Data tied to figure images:
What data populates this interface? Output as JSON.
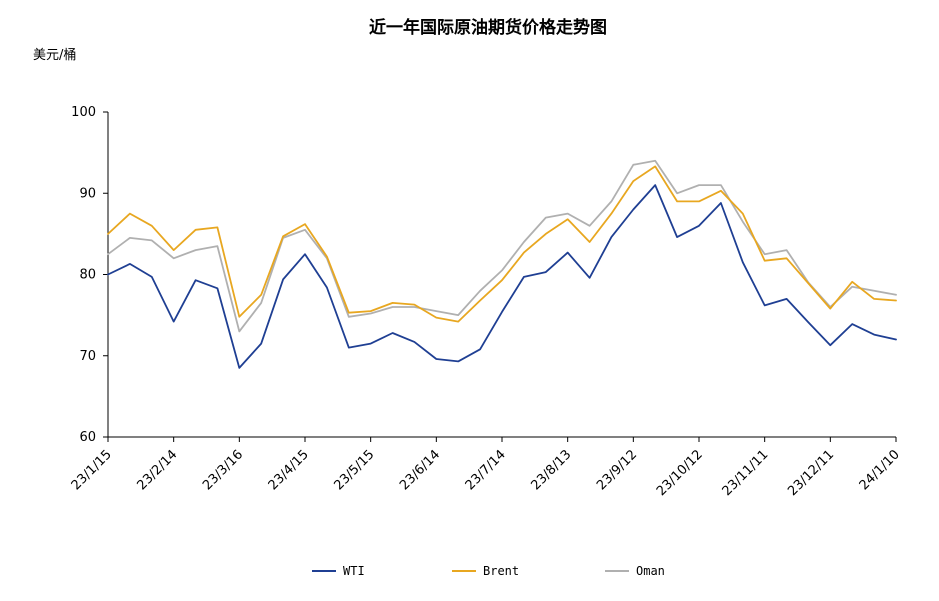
{
  "chart_data": {
    "type": "line",
    "title": "近一年国际原油期货价格走势图",
    "ylabel": "美元/桶",
    "xlabel": "",
    "ylim": [
      60,
      100
    ],
    "yticks": [
      60,
      70,
      80,
      90,
      100
    ],
    "grid": false,
    "legend_position": "bottom",
    "x_tick_labels": [
      "23/1/15",
      "23/2/14",
      "23/3/16",
      "23/4/15",
      "23/5/15",
      "23/6/14",
      "23/7/14",
      "23/8/13",
      "23/9/12",
      "23/10/12",
      "23/11/11",
      "23/12/11",
      "24/1/10"
    ],
    "x": [
      "2023-01-15",
      "2023-01-25",
      "2023-02-04",
      "2023-02-14",
      "2023-02-24",
      "2023-03-06",
      "2023-03-16",
      "2023-03-26",
      "2023-04-05",
      "2023-04-15",
      "2023-04-25",
      "2023-05-05",
      "2023-05-15",
      "2023-05-25",
      "2023-06-04",
      "2023-06-14",
      "2023-06-24",
      "2023-07-04",
      "2023-07-14",
      "2023-07-24",
      "2023-08-03",
      "2023-08-13",
      "2023-08-23",
      "2023-09-02",
      "2023-09-12",
      "2023-09-22",
      "2023-10-02",
      "2023-10-12",
      "2023-10-22",
      "2023-11-01",
      "2023-11-11",
      "2023-11-21",
      "2023-12-01",
      "2023-12-11",
      "2023-12-21",
      "2023-12-31",
      "2024-01-10"
    ],
    "series": [
      {
        "name": "WTI",
        "color": "#1f3f93",
        "values": [
          80.0,
          81.3,
          79.7,
          74.2,
          79.3,
          78.3,
          68.5,
          71.5,
          79.4,
          82.5,
          78.4,
          71.0,
          71.5,
          72.8,
          71.7,
          69.6,
          69.3,
          70.8,
          75.4,
          79.7,
          80.3,
          82.7,
          79.6,
          84.6,
          88.0,
          91.0,
          84.6,
          86.0,
          88.8,
          81.5,
          76.2,
          77.0,
          74.1,
          71.3,
          73.9,
          72.6,
          72.0
        ]
      },
      {
        "name": "Brent",
        "color": "#e8a720",
        "values": [
          85.0,
          87.5,
          86.0,
          83.0,
          85.5,
          85.8,
          74.8,
          77.5,
          84.7,
          86.2,
          82.2,
          75.3,
          75.5,
          76.5,
          76.3,
          74.7,
          74.2,
          76.8,
          79.3,
          82.7,
          85.0,
          86.8,
          84.0,
          87.5,
          91.5,
          93.3,
          89.0,
          89.0,
          90.3,
          87.5,
          81.7,
          82.0,
          78.9,
          75.8,
          79.1,
          77.0,
          76.8
        ]
      },
      {
        "name": "Oman",
        "color": "#b0b0b0",
        "values": [
          82.5,
          84.5,
          84.2,
          82.0,
          83.0,
          83.5,
          73.0,
          76.5,
          84.5,
          85.5,
          82.0,
          74.8,
          75.2,
          76.0,
          76.0,
          75.5,
          75.0,
          78.0,
          80.5,
          84.0,
          87.0,
          87.5,
          86.0,
          89.0,
          93.5,
          94.0,
          90.0,
          91.0,
          91.0,
          86.5,
          82.5,
          83.0,
          79.0,
          76.0,
          78.5,
          78.0,
          77.5
        ]
      }
    ]
  }
}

*What to produce:* Using the listing above, show each line holding the string "color".

*Answer:*
        "color": "#1f3f93",
        "color": "#e8a720",
        "color": "#b0b0b0",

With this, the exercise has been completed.